What to produce. Reproduce each line exactly.

%%

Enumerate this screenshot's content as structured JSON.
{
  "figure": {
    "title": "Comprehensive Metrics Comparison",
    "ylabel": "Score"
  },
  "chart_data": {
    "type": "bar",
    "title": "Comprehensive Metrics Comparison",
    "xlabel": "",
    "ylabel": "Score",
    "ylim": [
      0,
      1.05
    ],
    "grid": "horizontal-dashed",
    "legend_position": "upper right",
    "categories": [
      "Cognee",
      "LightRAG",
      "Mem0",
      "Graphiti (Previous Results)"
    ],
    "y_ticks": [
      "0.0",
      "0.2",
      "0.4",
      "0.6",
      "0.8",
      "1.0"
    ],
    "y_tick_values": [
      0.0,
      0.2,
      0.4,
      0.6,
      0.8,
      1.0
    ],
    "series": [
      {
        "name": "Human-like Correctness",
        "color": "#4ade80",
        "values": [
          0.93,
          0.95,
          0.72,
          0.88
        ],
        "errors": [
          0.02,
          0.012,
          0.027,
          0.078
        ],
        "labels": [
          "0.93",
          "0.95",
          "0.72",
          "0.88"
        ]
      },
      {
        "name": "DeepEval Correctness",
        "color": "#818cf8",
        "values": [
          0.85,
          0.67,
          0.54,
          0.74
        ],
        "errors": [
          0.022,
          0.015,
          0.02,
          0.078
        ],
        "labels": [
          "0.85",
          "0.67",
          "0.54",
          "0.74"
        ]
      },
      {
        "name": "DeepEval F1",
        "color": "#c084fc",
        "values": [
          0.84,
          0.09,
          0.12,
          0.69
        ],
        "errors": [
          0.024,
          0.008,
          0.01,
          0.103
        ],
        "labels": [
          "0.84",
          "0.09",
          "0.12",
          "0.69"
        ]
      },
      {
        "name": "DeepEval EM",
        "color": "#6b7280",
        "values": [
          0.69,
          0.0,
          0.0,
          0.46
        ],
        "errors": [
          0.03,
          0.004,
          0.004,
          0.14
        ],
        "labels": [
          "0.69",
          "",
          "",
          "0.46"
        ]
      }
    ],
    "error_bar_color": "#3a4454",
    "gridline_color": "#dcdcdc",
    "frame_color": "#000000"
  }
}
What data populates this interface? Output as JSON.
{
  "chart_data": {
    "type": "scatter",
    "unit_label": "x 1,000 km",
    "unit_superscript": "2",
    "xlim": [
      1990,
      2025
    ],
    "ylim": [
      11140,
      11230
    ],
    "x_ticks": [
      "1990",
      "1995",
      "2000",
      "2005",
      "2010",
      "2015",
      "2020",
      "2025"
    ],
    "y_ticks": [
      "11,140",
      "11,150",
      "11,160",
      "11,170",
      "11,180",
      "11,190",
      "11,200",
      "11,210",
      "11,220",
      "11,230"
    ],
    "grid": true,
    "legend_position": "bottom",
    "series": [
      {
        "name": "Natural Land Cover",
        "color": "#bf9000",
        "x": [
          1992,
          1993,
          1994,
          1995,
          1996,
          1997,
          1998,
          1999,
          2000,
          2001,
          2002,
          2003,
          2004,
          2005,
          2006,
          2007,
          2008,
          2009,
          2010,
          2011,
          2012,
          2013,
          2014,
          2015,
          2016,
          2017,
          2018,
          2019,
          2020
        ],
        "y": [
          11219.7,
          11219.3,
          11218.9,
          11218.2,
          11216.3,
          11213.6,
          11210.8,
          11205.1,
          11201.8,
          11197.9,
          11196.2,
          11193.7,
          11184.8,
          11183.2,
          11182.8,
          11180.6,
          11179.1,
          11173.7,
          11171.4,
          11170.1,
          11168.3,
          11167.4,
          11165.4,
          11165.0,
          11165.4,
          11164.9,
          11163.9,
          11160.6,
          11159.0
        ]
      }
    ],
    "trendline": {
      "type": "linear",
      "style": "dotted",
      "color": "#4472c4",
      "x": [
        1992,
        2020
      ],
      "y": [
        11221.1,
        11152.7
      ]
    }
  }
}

%%

Solution for this task.
Enumerate this screenshot's content as structured JSON.
{
  "figure": {
    "title": "Comprehensive Metrics Comparison",
    "ylabel": "Score"
  },
  "chart_data": {
    "type": "bar",
    "title": "Comprehensive Metrics Comparison",
    "xlabel": "",
    "ylabel": "Score",
    "ylim": [
      0,
      1.05
    ],
    "grid": "horizontal-dashed",
    "legend_position": "upper right",
    "categories": [
      "Cognee",
      "LightRAG",
      "Mem0",
      "Graphiti (Previous Results)"
    ],
    "y_ticks": [
      "0.0",
      "0.2",
      "0.4",
      "0.6",
      "0.8",
      "1.0"
    ],
    "y_tick_values": [
      0.0,
      0.2,
      0.4,
      0.6,
      0.8,
      1.0
    ],
    "series": [
      {
        "name": "Human-like Correctness",
        "color": "#4ade80",
        "values": [
          0.93,
          0.95,
          0.72,
          0.88
        ],
        "errors": [
          0.02,
          0.012,
          0.027,
          0.078
        ],
        "labels": [
          "0.93",
          "0.95",
          "0.72",
          "0.88"
        ]
      },
      {
        "name": "DeepEval Correctness",
        "color": "#818cf8",
        "values": [
          0.85,
          0.67,
          0.54,
          0.74
        ],
        "errors": [
          0.022,
          0.015,
          0.02,
          0.078
        ],
        "labels": [
          "0.85",
          "0.67",
          "0.54",
          "0.74"
        ]
      },
      {
        "name": "DeepEval F1",
        "color": "#c084fc",
        "values": [
          0.84,
          0.09,
          0.12,
          0.69
        ],
        "errors": [
          0.024,
          0.008,
          0.01,
          0.103
        ],
        "labels": [
          "0.84",
          "0.09",
          "0.12",
          "0.69"
        ]
      },
      {
        "name": "DeepEval EM",
        "color": "#6b7280",
        "values": [
          0.69,
          0.0,
          0.0,
          0.46
        ],
        "errors": [
          0.03,
          0.004,
          0.004,
          0.14
        ],
        "labels": [
          "0.69",
          "",
          "",
          "0.46"
        ]
      }
    ],
    "error_bar_color": "#3a4454",
    "gridline_color": "#dcdcdc",
    "frame_color": "#000000"
  }
}
What data populates this interface? Output as JSON.
{
  "chart_data": {
    "type": "scatter",
    "unit_label": "x 1,000 km",
    "unit_superscript": "2",
    "xlim": [
      1990,
      2025
    ],
    "ylim": [
      11140,
      11230
    ],
    "x_ticks": [
      "1990",
      "1995",
      "2000",
      "2005",
      "2010",
      "2015",
      "2020",
      "2025"
    ],
    "y_ticks": [
      "11,140",
      "11,150",
      "11,160",
      "11,170",
      "11,180",
      "11,190",
      "11,200",
      "11,210",
      "11,220",
      "11,230"
    ],
    "grid": true,
    "legend_position": "bottom",
    "series": [
      {
        "name": "Natural Land Cover",
        "color": "#bf9000",
        "x": [
          1992,
          1993,
          1994,
          1995,
          1996,
          1997,
          1998,
          1999,
          2000,
          2001,
          2002,
          2003,
          2004,
          2005,
          2006,
          2007,
          2008,
          2009,
          2010,
          2011,
          2012,
          2013,
          2014,
          2015,
          2016,
          2017,
          2018,
          2019,
          2020
        ],
        "y": [
          11219.7,
          11219.3,
          11218.9,
          11218.2,
          11216.3,
          11213.6,
          11210.8,
          11205.1,
          11201.8,
          11197.9,
          11196.2,
          11193.7,
          11184.8,
          11183.2,
          11182.8,
          11180.6,
          11179.1,
          11173.7,
          11171.4,
          11170.1,
          11168.3,
          11167.4,
          11165.4,
          11165.0,
          11165.4,
          11164.9,
          11163.9,
          11160.6,
          11159.0
        ]
      }
    ],
    "trendline": {
      "type": "linear",
      "style": "dotted",
      "color": "#4472c4",
      "x": [
        1992,
        2020
      ],
      "y": [
        11221.1,
        11152.7
      ]
    }
  }
}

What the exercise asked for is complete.